## TASK INPUTS

## start

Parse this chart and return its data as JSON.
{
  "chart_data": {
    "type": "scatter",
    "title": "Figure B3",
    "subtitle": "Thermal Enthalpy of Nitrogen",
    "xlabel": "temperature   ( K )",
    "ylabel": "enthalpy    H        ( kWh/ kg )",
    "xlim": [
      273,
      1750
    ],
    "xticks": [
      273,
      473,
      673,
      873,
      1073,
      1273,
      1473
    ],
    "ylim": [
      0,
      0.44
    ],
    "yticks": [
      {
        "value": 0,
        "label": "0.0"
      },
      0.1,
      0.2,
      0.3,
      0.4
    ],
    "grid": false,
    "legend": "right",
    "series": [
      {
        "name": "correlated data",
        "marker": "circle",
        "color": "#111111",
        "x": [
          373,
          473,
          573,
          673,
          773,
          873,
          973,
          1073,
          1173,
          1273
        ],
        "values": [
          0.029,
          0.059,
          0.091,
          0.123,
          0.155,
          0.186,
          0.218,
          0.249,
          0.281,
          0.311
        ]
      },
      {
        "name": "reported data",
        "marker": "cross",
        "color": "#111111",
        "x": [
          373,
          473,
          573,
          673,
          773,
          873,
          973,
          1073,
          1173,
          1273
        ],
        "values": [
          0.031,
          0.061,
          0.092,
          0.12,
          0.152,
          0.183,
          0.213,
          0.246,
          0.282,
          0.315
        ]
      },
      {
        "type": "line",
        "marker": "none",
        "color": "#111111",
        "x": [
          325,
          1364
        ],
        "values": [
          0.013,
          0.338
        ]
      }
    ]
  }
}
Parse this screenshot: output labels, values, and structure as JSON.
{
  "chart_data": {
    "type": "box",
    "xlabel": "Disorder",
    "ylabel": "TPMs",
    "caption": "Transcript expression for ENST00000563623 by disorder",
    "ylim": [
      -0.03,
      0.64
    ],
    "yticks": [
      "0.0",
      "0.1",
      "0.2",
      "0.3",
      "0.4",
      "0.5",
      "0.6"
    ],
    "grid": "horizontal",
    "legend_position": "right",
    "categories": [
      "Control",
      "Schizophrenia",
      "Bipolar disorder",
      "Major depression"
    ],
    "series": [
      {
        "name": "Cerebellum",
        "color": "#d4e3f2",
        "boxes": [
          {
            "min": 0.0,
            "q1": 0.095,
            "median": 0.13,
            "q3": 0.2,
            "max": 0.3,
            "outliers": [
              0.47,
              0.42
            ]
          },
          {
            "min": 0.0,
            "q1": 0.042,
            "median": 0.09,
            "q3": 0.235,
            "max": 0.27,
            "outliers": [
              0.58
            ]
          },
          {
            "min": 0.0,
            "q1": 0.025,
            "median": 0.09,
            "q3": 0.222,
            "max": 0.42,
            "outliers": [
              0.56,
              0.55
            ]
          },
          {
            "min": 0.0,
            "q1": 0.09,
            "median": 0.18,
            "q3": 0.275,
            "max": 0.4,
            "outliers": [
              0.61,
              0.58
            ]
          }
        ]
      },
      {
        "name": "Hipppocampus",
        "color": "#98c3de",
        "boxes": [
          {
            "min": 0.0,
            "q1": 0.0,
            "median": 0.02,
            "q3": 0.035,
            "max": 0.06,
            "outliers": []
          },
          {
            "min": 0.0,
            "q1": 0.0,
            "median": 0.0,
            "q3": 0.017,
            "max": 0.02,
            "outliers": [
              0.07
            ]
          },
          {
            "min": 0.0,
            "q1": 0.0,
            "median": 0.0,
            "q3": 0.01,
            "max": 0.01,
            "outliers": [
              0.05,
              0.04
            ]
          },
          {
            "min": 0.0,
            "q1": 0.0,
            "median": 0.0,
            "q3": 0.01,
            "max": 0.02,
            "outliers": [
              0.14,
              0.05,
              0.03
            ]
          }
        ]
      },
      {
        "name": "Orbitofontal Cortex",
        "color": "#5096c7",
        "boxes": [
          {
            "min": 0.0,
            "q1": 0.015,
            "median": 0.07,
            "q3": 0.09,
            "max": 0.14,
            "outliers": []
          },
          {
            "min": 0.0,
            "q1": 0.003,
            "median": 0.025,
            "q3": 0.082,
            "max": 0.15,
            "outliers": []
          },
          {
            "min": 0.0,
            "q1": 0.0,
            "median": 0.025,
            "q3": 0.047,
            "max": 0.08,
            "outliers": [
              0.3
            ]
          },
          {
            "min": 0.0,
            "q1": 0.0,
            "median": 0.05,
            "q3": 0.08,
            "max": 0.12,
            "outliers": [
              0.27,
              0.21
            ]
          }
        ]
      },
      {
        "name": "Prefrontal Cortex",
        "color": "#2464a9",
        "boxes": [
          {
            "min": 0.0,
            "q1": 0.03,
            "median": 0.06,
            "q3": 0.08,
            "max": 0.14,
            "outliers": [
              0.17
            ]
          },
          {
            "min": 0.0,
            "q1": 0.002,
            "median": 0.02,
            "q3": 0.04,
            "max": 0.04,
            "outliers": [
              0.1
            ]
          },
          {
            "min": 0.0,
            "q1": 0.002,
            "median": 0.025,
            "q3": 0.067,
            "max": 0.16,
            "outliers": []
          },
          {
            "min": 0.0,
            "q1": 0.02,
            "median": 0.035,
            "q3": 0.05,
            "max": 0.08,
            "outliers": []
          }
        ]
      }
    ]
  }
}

## end

## REQUIREMENTS
For the listing above, identify each line bearing "this".

## REPLY
Parse this chart and return its data as JSON.
Parse this screenshot: output labels, values, and structure as JSON.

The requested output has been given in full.